_The problem_:
Set down all of the data exactly as it appears.

▼

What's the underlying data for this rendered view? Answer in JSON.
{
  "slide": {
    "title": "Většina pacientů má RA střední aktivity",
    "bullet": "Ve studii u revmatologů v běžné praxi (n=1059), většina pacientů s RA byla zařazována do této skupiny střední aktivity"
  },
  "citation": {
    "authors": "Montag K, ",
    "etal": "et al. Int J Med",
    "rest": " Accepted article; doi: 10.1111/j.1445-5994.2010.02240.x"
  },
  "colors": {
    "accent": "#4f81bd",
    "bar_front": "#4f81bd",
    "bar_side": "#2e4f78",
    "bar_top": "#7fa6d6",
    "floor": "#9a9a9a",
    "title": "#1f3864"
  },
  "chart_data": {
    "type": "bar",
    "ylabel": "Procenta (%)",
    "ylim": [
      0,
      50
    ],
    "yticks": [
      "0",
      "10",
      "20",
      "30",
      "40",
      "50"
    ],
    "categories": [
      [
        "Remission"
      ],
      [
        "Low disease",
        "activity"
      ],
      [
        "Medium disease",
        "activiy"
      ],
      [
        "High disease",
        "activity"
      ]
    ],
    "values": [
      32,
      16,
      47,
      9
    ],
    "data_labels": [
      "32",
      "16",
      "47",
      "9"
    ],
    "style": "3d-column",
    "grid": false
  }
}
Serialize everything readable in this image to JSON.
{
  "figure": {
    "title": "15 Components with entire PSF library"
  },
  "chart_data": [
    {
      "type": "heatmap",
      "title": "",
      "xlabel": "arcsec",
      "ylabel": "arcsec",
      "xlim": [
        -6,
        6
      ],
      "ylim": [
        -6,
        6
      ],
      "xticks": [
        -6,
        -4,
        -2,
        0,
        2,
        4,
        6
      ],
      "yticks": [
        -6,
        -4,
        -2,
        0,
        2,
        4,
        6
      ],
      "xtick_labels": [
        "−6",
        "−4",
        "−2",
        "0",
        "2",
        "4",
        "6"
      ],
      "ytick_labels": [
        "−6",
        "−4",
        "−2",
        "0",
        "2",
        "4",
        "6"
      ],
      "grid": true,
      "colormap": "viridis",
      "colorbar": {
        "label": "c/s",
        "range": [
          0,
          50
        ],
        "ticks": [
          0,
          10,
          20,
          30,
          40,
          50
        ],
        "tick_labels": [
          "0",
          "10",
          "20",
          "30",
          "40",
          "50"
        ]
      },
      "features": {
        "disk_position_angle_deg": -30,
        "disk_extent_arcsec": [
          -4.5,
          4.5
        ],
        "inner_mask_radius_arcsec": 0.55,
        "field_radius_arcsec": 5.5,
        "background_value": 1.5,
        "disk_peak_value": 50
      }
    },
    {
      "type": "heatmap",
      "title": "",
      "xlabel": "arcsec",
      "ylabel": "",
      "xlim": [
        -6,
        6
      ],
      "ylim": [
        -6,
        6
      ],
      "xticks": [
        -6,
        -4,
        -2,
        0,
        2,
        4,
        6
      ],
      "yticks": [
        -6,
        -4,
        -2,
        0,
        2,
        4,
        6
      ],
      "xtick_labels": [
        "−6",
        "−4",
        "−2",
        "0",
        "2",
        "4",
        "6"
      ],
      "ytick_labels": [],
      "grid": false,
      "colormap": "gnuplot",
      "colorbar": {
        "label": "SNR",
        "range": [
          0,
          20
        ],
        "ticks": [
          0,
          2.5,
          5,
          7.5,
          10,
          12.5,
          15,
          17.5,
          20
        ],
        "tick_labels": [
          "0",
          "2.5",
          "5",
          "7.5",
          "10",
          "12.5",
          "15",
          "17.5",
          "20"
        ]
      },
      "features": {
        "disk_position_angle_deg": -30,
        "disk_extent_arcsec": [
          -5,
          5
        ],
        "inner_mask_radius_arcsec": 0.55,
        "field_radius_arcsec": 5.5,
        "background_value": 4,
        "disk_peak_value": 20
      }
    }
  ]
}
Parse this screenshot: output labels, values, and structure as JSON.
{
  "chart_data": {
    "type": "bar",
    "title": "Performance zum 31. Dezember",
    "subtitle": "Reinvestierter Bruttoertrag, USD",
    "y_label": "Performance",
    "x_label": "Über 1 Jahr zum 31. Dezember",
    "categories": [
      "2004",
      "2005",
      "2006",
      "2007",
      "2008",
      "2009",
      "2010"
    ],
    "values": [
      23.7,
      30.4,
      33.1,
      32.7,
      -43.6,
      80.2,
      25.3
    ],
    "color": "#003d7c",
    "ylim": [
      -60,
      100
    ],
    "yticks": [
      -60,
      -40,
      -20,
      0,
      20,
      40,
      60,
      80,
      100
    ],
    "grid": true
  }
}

▲

_Result of the exercise_:
What's the underlying data for this rendered view? Answer in JSON.
{
  "slide": {
    "title": "Většina pacientů má RA střední aktivity",
    "bullet": "Ve studii u revmatologů v běžné praxi (n=1059), většina pacientů s RA byla zařazována do této skupiny střední aktivity"
  },
  "citation": {
    "authors": "Montag K, ",
    "etal": "et al. Int J Med",
    "rest": " Accepted article; doi: 10.1111/j.1445-5994.2010.02240.x"
  },
  "colors": {
    "accent": "#4f81bd",
    "bar_front": "#4f81bd",
    "bar_side": "#2e4f78",
    "bar_top": "#7fa6d6",
    "floor": "#9a9a9a",
    "title": "#1f3864"
  },
  "chart_data": {
    "type": "bar",
    "ylabel": "Procenta (%)",
    "ylim": [
      0,
      50
    ],
    "yticks": [
      "0",
      "10",
      "20",
      "30",
      "40",
      "50"
    ],
    "categories": [
      [
        "Remission"
      ],
      [
        "Low disease",
        "activity"
      ],
      [
        "Medium disease",
        "activiy"
      ],
      [
        "High disease",
        "activity"
      ]
    ],
    "values": [
      32,
      16,
      47,
      9
    ],
    "data_labels": [
      "32",
      "16",
      "47",
      "9"
    ],
    "style": "3d-column",
    "grid": false
  }
}
Serialize everything readable in this image to JSON.
{
  "figure": {
    "title": "15 Components with entire PSF library"
  },
  "chart_data": [
    {
      "type": "heatmap",
      "title": "",
      "xlabel": "arcsec",
      "ylabel": "arcsec",
      "xlim": [
        -6,
        6
      ],
      "ylim": [
        -6,
        6
      ],
      "xticks": [
        -6,
        -4,
        -2,
        0,
        2,
        4,
        6
      ],
      "yticks": [
        -6,
        -4,
        -2,
        0,
        2,
        4,
        6
      ],
      "xtick_labels": [
        "−6",
        "−4",
        "−2",
        "0",
        "2",
        "4",
        "6"
      ],
      "ytick_labels": [
        "−6",
        "−4",
        "−2",
        "0",
        "2",
        "4",
        "6"
      ],
      "grid": true,
      "colormap": "viridis",
      "colorbar": {
        "label": "c/s",
        "range": [
          0,
          50
        ],
        "ticks": [
          0,
          10,
          20,
          30,
          40,
          50
        ],
        "tick_labels": [
          "0",
          "10",
          "20",
          "30",
          "40",
          "50"
        ]
      },
      "features": {
        "disk_position_angle_deg": -30,
        "disk_extent_arcsec": [
          -4.5,
          4.5
        ],
        "inner_mask_radius_arcsec": 0.55,
        "field_radius_arcsec": 5.5,
        "background_value": 1.5,
        "disk_peak_value": 50
      }
    },
    {
      "type": "heatmap",
      "title": "",
      "xlabel": "arcsec",
      "ylabel": "",
      "xlim": [
        -6,
        6
      ],
      "ylim": [
        -6,
        6
      ],
      "xticks": [
        -6,
        -4,
        -2,
        0,
        2,
        4,
        6
      ],
      "yticks": [
        -6,
        -4,
        -2,
        0,
        2,
        4,
        6
      ],
      "xtick_labels": [
        "−6",
        "−4",
        "−2",
        "0",
        "2",
        "4",
        "6"
      ],
      "ytick_labels": [],
      "grid": false,
      "colormap": "gnuplot",
      "colorbar": {
        "label": "SNR",
        "range": [
          0,
          20
        ],
        "ticks": [
          0,
          2.5,
          5,
          7.5,
          10,
          12.5,
          15,
          17.5,
          20
        ],
        "tick_labels": [
          "0",
          "2.5",
          "5",
          "7.5",
          "10",
          "12.5",
          "15",
          "17.5",
          "20"
        ]
      },
      "features": {
        "disk_position_angle_deg": -30,
        "disk_extent_arcsec": [
          -5,
          5
        ],
        "inner_mask_radius_arcsec": 0.55,
        "field_radius_arcsec": 5.5,
        "background_value": 4,
        "disk_peak_value": 20
      }
    }
  ]
}
Parse this screenshot: output labels, values, and structure as JSON.
{
  "chart_data": {
    "type": "bar",
    "title": "Performance zum 31. Dezember",
    "subtitle": "Reinvestierter Bruttoertrag, USD",
    "y_label": "Performance",
    "x_label": "Über 1 Jahr zum 31. Dezember",
    "categories": [
      "2004",
      "2005",
      "2006",
      "2007",
      "2008",
      "2009",
      "2010"
    ],
    "values": [
      23.7,
      30.4,
      33.1,
      32.7,
      -43.6,
      80.2,
      25.3
    ],
    "color": "#003d7c",
    "ylim": [
      -60,
      100
    ],
    "yticks": [
      -60,
      -40,
      -20,
      0,
      20,
      40,
      60,
      80,
      100
    ],
    "grid": true
  }
}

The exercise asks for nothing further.